* **Exercise**: Repeat each record exactly. Any picture gets left out.

* **Stored data**:

────────────────────

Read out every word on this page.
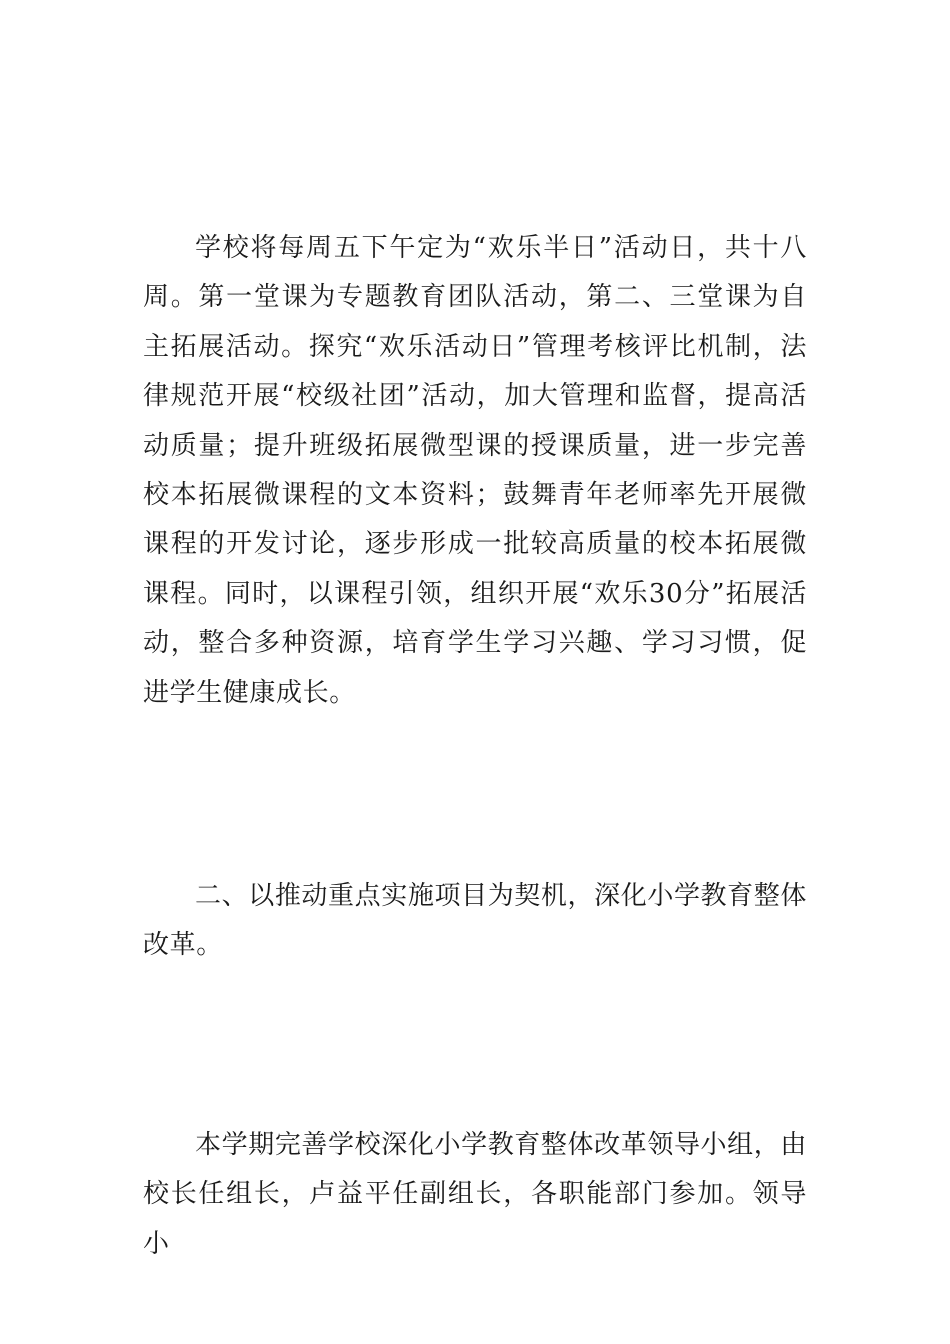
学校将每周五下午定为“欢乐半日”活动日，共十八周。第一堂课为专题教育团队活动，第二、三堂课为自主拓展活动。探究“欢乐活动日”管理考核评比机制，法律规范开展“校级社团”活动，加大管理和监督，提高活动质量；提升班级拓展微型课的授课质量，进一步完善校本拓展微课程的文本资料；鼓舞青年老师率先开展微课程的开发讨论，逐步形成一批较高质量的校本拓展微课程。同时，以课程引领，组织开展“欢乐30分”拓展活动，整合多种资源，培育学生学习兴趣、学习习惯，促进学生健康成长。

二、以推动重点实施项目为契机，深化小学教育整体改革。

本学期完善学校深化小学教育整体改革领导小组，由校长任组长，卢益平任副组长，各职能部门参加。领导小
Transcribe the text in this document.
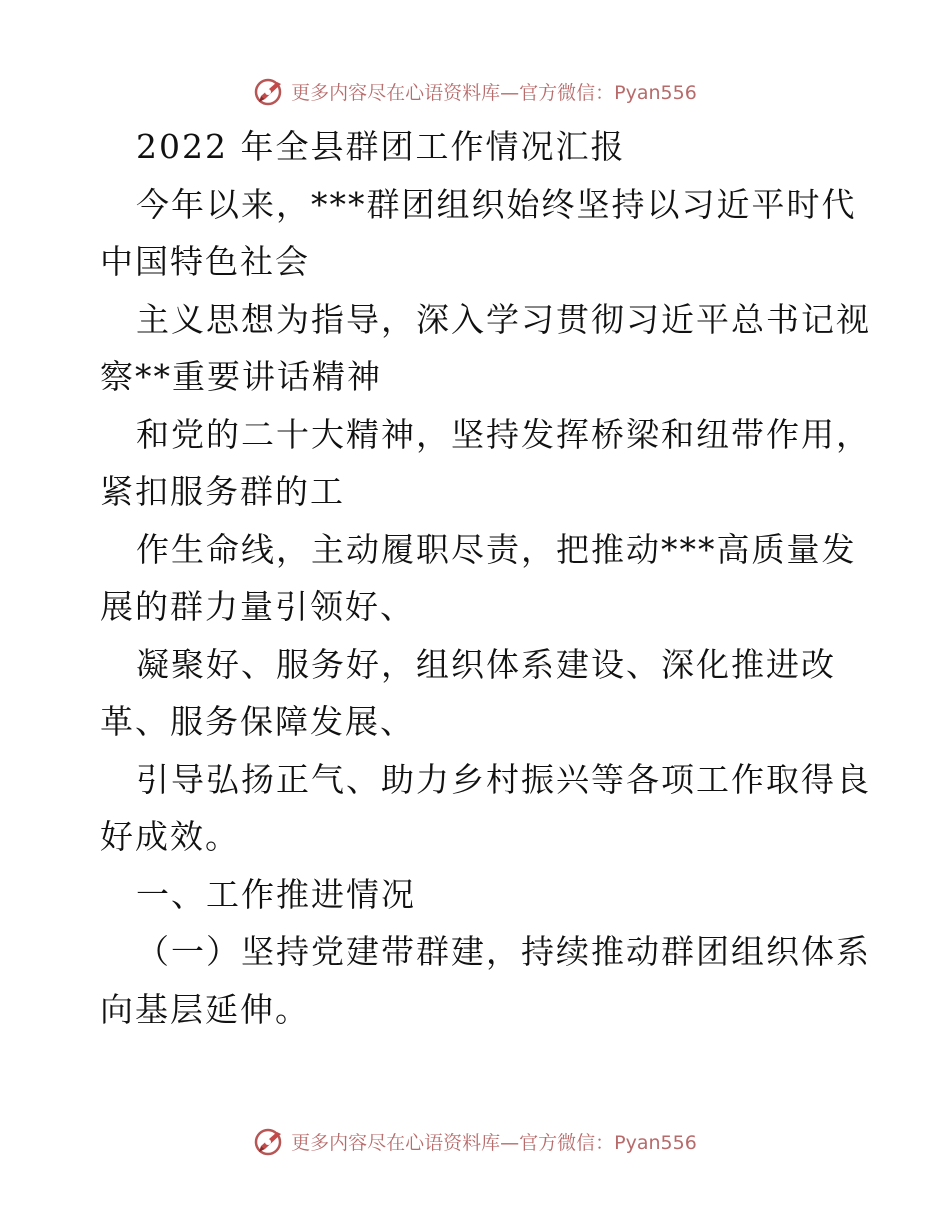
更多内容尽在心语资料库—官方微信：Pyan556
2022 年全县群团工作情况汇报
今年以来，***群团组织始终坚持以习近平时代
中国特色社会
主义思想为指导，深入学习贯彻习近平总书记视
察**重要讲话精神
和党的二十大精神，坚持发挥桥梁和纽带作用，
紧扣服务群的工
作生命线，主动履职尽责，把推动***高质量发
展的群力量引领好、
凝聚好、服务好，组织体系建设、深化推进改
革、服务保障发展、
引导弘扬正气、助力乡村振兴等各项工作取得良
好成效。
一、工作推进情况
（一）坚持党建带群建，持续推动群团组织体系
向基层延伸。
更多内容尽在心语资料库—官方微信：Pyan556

────────────────────

* **Solution to the problem**:
Read out every word on this page.
学校将每周五下午定为“欢乐半日”活动日，共十八周。第一堂课为专题教育团队活动，第二、三堂课为自主拓展活动。探究“欢乐活动日”管理考核评比机制，法律规范开展“校级社团”活动，加大管理和监督，提高活动质量；提升班级拓展微型课的授课质量，进一步完善校本拓展微课程的文本资料；鼓舞青年老师率先开展微课程的开发讨论，逐步形成一批较高质量的校本拓展微课程。同时，以课程引领，组织开展“欢乐30分”拓展活动，整合多种资源，培育学生学习兴趣、学习习惯，促进学生健康成长。

二、以推动重点实施项目为契机，深化小学教育整体改革。

本学期完善学校深化小学教育整体改革领导小组，由校长任组长，卢益平任副组长，各职能部门参加。领导小
Transcribe the text in this document.
更多内容尽在心语资料库—官方微信：Pyan556
2022 年全县群团工作情况汇报
今年以来，***群团组织始终坚持以习近平时代
中国特色社会
主义思想为指导，深入学习贯彻习近平总书记视
察**重要讲话精神
和党的二十大精神，坚持发挥桥梁和纽带作用，
紧扣服务群的工
作生命线，主动履职尽责，把推动***高质量发
展的群力量引领好、
凝聚好、服务好，组织体系建设、深化推进改
革、服务保障发展、
引导弘扬正气、助力乡村振兴等各项工作取得良
好成效。
一、工作推进情况
（一）坚持党建带群建，持续推动群团组织体系
向基层延伸。
更多内容尽在心语资料库—官方微信：Pyan556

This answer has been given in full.